* [Records provided]
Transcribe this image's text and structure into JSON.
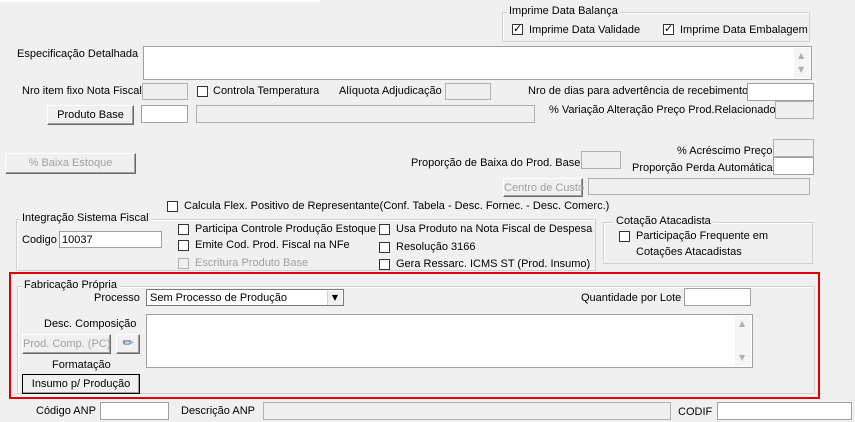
{
  "imprime_group": {
    "title": "Imprime Data Balança",
    "validade_label": "Imprime Data Validade",
    "validade_checked": true,
    "embalagem_label": "Imprime Data Embalagem",
    "embalagem_checked": true
  },
  "especificacao_label": "Especificação Detalhada",
  "nro_item_label": "Nro item fixo Nota Fiscal",
  "controla_temp_label": "Controla Temperatura",
  "aliquota_label": "Alíquota Adjudicação",
  "nro_dias_label": "Nro de dias para advertência de recebimento",
  "produto_base_button": "Produto Base",
  "variacao_label": "% Variação Alteração Preço Prod.Relacionado",
  "baixa_estoque_button": "% Baixa Estoque",
  "acrescimo_label": "% Acréscimo Preço",
  "proporcao_baixa_label": "Proporção de Baixa do Prod. Base",
  "proporcao_perda_label": "Proporção Perda Automática",
  "centro_custo_button": "Centro de Custo",
  "calcula_flex_label": "Calcula Flex. Positivo de Representante(Conf. Tabela - Desc. Fornec. - Desc. Comerc.)",
  "integracao": {
    "title": "Integração Sistema Fiscal",
    "codigo_label": "Codigo",
    "codigo_value": "10037",
    "participa_label": "Participa Controle Produção Estoque",
    "emite_label": "Emite Cod. Prod. Fiscal na NFe",
    "escritura_label": "Escritura Produto Base",
    "usa_produto_label": "Usa Produto na Nota Fiscal de Despesa",
    "resolucao_label": "Resolução 3166",
    "gera_ressarc_label": "Gera Ressarc. ICMS ST (Prod. Insumo)"
  },
  "cotacao": {
    "title": "Cotação Atacadista",
    "line1": "Participação Frequente em",
    "line2": "Cotações Atacadistas"
  },
  "fabricacao": {
    "title": "Fabricação Própria",
    "processo_label": "Processo",
    "processo_value": "Sem Processo de Produção",
    "quantidade_label": "Quantidade por Lote",
    "desc_composicao_label": "Desc. Composição",
    "prod_comp_button": "Prod. Comp. (PC)",
    "formatacao_label": "Formatação",
    "insumo_button": "Insumo p/ Produção",
    "highlight_color": "#e00000"
  },
  "codigo_anp_label": "Código ANP",
  "descricao_anp_label": "Descrição ANP",
  "codif_label": "CODIF"
}
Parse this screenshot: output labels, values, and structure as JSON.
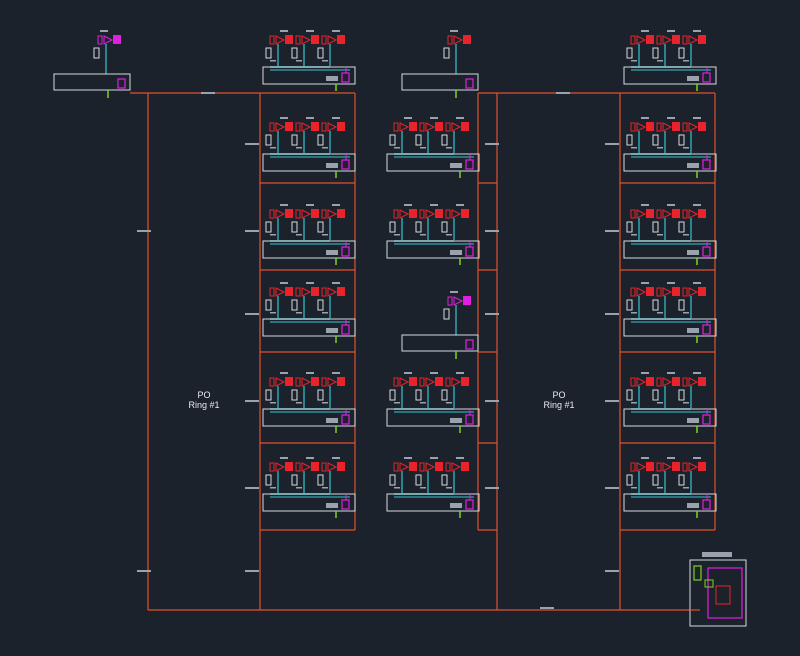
{
  "rings": [
    {
      "title": "PO",
      "subtitle": "Ring #1"
    },
    {
      "title": "PO",
      "subtitle": "Ring #1"
    }
  ],
  "colors": {
    "background": "#1b222b",
    "ring_line": "#e2502c",
    "wire_cyan": "#35c6d4",
    "wire_magenta": "#e020e0",
    "wire_green": "#7ed321",
    "equipment_red": "#e8232b",
    "frame_white": "#d6dbe0",
    "label_gray": "#9aa3ad"
  }
}
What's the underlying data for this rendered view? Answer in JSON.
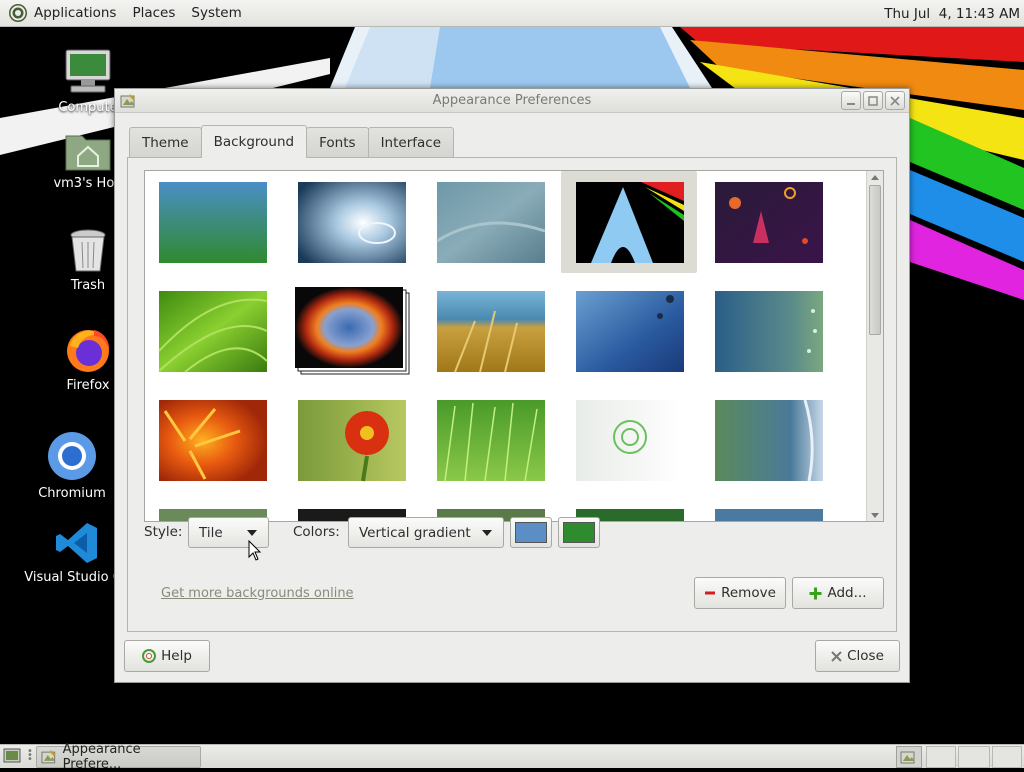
{
  "top_panel": {
    "menus": [
      "Applications",
      "Places",
      "System"
    ],
    "clock": "Thu Jul  4, 11:43 AM"
  },
  "desktop": {
    "icons": [
      {
        "label": "Compute",
        "icon": "computer-icon"
      },
      {
        "label": "vm3's Hon",
        "icon": "home-folder-icon"
      },
      {
        "label": "Trash",
        "icon": "trash-icon"
      },
      {
        "label": "Firefox",
        "icon": "firefox-icon"
      },
      {
        "label": "Chromium",
        "icon": "chromium-icon"
      },
      {
        "label": "Visual Studio Co",
        "icon": "vscode-icon"
      }
    ]
  },
  "window": {
    "title": "Appearance Preferences",
    "tabs": [
      "Theme",
      "Background",
      "Fonts",
      "Interface"
    ],
    "active_tab": "Background",
    "style_label": "Style:",
    "style_value": "Tile",
    "colors_label": "Colors:",
    "colors_value": "Vertical gradient",
    "primary_color": "#5b8ec4",
    "secondary_color": "#2e8b2e",
    "online_link": "Get more backgrounds online",
    "remove_label": "Remove",
    "add_label": "Add...",
    "help_label": "Help",
    "close_label": "Close",
    "selected_background_index": 3
  },
  "bottom_panel": {
    "task_label": "Appearance Prefere..."
  }
}
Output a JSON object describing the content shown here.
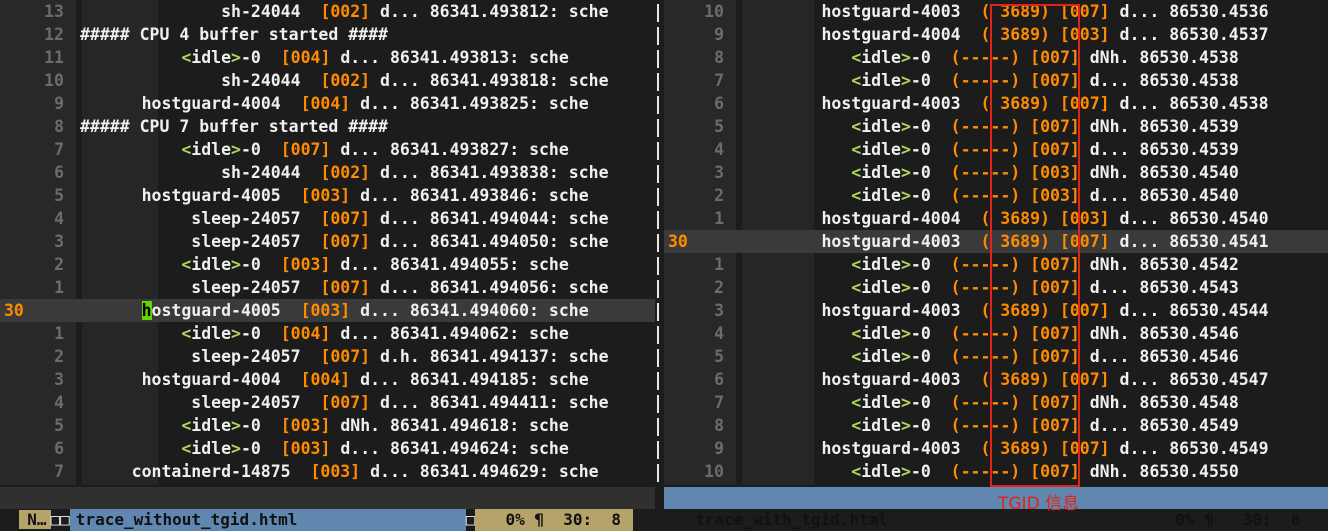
{
  "left": {
    "lines": [
      {
        "num": "13",
        "cur": false,
        "lead": "              ",
        "proc": "sh-24044",
        "pre": "",
        "cpu": "[002]",
        "rest": " d... 86341.493812: sche"
      },
      {
        "num": "12",
        "cur": false,
        "special": "##### CPU 4 buffer started ####"
      },
      {
        "num": "11",
        "cur": false,
        "lead": "          ",
        "idle": true,
        "proc": "",
        "cpu": "[004]",
        "rest": " d... 86341.493813: sche"
      },
      {
        "num": "10",
        "cur": false,
        "lead": "              ",
        "proc": "sh-24044",
        "cpu": "[002]",
        "rest": " d... 86341.493818: sche"
      },
      {
        "num": "9",
        "cur": false,
        "lead": "      ",
        "proc": "hostguard-4004",
        "cpu": "[004]",
        "rest": " d... 86341.493825: sche"
      },
      {
        "num": "8",
        "cur": false,
        "special": "##### CPU 7 buffer started ####"
      },
      {
        "num": "7",
        "cur": false,
        "lead": "          ",
        "idle": true,
        "cpu": "[007]",
        "rest": " d... 86341.493827: sche"
      },
      {
        "num": "6",
        "cur": false,
        "lead": "              ",
        "proc": "sh-24044",
        "cpu": "[002]",
        "rest": " d... 86341.493838: sche"
      },
      {
        "num": "5",
        "cur": false,
        "lead": "      ",
        "proc": "hostguard-4005",
        "cpu": "[003]",
        "rest": " d... 86341.493846: sche"
      },
      {
        "num": "4",
        "cur": false,
        "lead": "           ",
        "proc": "sleep-24057",
        "cpu": "[007]",
        "rest": " d... 86341.494044: sche"
      },
      {
        "num": "3",
        "cur": false,
        "lead": "           ",
        "proc": "sleep-24057",
        "cpu": "[007]",
        "rest": " d... 86341.494050: sche"
      },
      {
        "num": "2",
        "cur": false,
        "lead": "          ",
        "idle": true,
        "cpu": "[003]",
        "rest": " d... 86341.494055: sche"
      },
      {
        "num": "1",
        "cur": false,
        "lead": "           ",
        "proc": "sleep-24057",
        "cpu": "[007]",
        "rest": " d... 86341.494056: sche"
      },
      {
        "num": "30",
        "cur": true,
        "lead": "      ",
        "cursorch": "h",
        "proc": "ostguard-4005",
        "cpu": "[003]",
        "rest": " d... 86341.494060: sche"
      },
      {
        "num": "1",
        "cur": false,
        "lead": "          ",
        "idle": true,
        "cpu": "[004]",
        "rest": " d... 86341.494062: sche"
      },
      {
        "num": "2",
        "cur": false,
        "lead": "           ",
        "proc": "sleep-24057",
        "cpu": "[007]",
        "rest": " d.h. 86341.494137: sche"
      },
      {
        "num": "3",
        "cur": false,
        "lead": "      ",
        "proc": "hostguard-4004",
        "cpu": "[004]",
        "rest": " d... 86341.494185: sche"
      },
      {
        "num": "4",
        "cur": false,
        "lead": "           ",
        "proc": "sleep-24057",
        "cpu": "[007]",
        "rest": " d... 86341.494411: sche"
      },
      {
        "num": "5",
        "cur": false,
        "lead": "          ",
        "idle": true,
        "cpu": "[003]",
        "rest": " dNh. 86341.494618: sche"
      },
      {
        "num": "6",
        "cur": false,
        "lead": "          ",
        "idle": true,
        "cpu": "[003]",
        "rest": " d... 86341.494624: sche"
      },
      {
        "num": "7",
        "cur": false,
        "lead": "     ",
        "proc": "containerd-14875",
        "cpu": "[003]",
        "rest": " d... 86341.494629: sche"
      }
    ],
    "status": {
      "mode": "N…",
      "box": "□□",
      "file": "trace_without_tgid.html",
      "pct": "0% ¶  30:  8"
    }
  },
  "right": {
    "lines": [
      {
        "num": "10",
        "cur": false,
        "lead": "        ",
        "proc": "hostguard-4003",
        "tg": "( 3689)",
        "cpu": "[007]",
        "rest": " d... 86530.4536"
      },
      {
        "num": "9",
        "cur": false,
        "lead": "        ",
        "proc": "hostguard-4004",
        "tg": "( 3689)",
        "cpu": "[003]",
        "rest": " d... 86530.4537"
      },
      {
        "num": "8",
        "cur": false,
        "lead": "           ",
        "idle": true,
        "tg": "(-----)",
        "cpu": "[007]",
        "rest": " dNh. 86530.4538"
      },
      {
        "num": "7",
        "cur": false,
        "lead": "           ",
        "idle": true,
        "tg": "(-----)",
        "cpu": "[007]",
        "rest": " d... 86530.4538"
      },
      {
        "num": "6",
        "cur": false,
        "lead": "        ",
        "proc": "hostguard-4003",
        "tg": "( 3689)",
        "cpu": "[007]",
        "rest": " d... 86530.4538"
      },
      {
        "num": "5",
        "cur": false,
        "lead": "           ",
        "idle": true,
        "tg": "(-----)",
        "cpu": "[007]",
        "rest": " dNh. 86530.4539"
      },
      {
        "num": "4",
        "cur": false,
        "lead": "           ",
        "idle": true,
        "tg": "(-----)",
        "cpu": "[007]",
        "rest": " d... 86530.4539"
      },
      {
        "num": "3",
        "cur": false,
        "lead": "           ",
        "idle": true,
        "tg": "(-----)",
        "cpu": "[003]",
        "rest": " dNh. 86530.4540"
      },
      {
        "num": "2",
        "cur": false,
        "lead": "           ",
        "idle": true,
        "tg": "(-----)",
        "cpu": "[003]",
        "rest": " d... 86530.4540"
      },
      {
        "num": "1",
        "cur": false,
        "lead": "        ",
        "proc": "hostguard-4004",
        "tg": "( 3689)",
        "cpu": "[003]",
        "rest": " d... 86530.4540"
      },
      {
        "num": "30",
        "cur": true,
        "lead": "        ",
        "proc": "hostguard-4003",
        "tg": "( 3689)",
        "cpu": "[007]",
        "rest": " d... 86530.4541"
      },
      {
        "num": "1",
        "cur": false,
        "lead": "           ",
        "idle": true,
        "tg": "(-----)",
        "cpu": "[007]",
        "rest": " dNh. 86530.4542"
      },
      {
        "num": "2",
        "cur": false,
        "lead": "           ",
        "idle": true,
        "tg": "(-----)",
        "cpu": "[007]",
        "rest": " d... 86530.4543"
      },
      {
        "num": "3",
        "cur": false,
        "lead": "        ",
        "proc": "hostguard-4003",
        "tg": "( 3689)",
        "cpu": "[007]",
        "rest": " d... 86530.4544"
      },
      {
        "num": "4",
        "cur": false,
        "lead": "           ",
        "idle": true,
        "tg": "(-----)",
        "cpu": "[007]",
        "rest": " dNh. 86530.4546"
      },
      {
        "num": "5",
        "cur": false,
        "lead": "           ",
        "idle": true,
        "tg": "(-----)",
        "cpu": "[007]",
        "rest": " d... 86530.4546"
      },
      {
        "num": "6",
        "cur": false,
        "lead": "        ",
        "proc": "hostguard-4003",
        "tg": "( 3689)",
        "cpu": "[007]",
        "rest": " d... 86530.4547"
      },
      {
        "num": "7",
        "cur": false,
        "lead": "           ",
        "idle": true,
        "tg": "(-----)",
        "cpu": "[007]",
        "rest": " dNh. 86530.4548"
      },
      {
        "num": "8",
        "cur": false,
        "lead": "           ",
        "idle": true,
        "tg": "(-----)",
        "cpu": "[007]",
        "rest": " d... 86530.4549"
      },
      {
        "num": "9",
        "cur": false,
        "lead": "        ",
        "proc": "hostguard-4003",
        "tg": "( 3689)",
        "cpu": "[007]",
        "rest": " d... 86530.4549"
      },
      {
        "num": "10",
        "cur": false,
        "lead": "           ",
        "idle": true,
        "tg": "(-----)",
        "cpu": "[007]",
        "rest": " dNh. 86530.4550"
      }
    ],
    "status": {
      "file": "trace_with_tgid.html",
      "pct": "0% ¶   30:  8"
    }
  },
  "idle_text": {
    "open": "<",
    "word": "idle",
    "close": ">",
    "suffix": "-0"
  },
  "annotation": "TGID 信息"
}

* [What you are asked to do] Each line that has the word "Processo" counts once. How many such lines are in the data? Give the number alone.

* [Expected answer] 2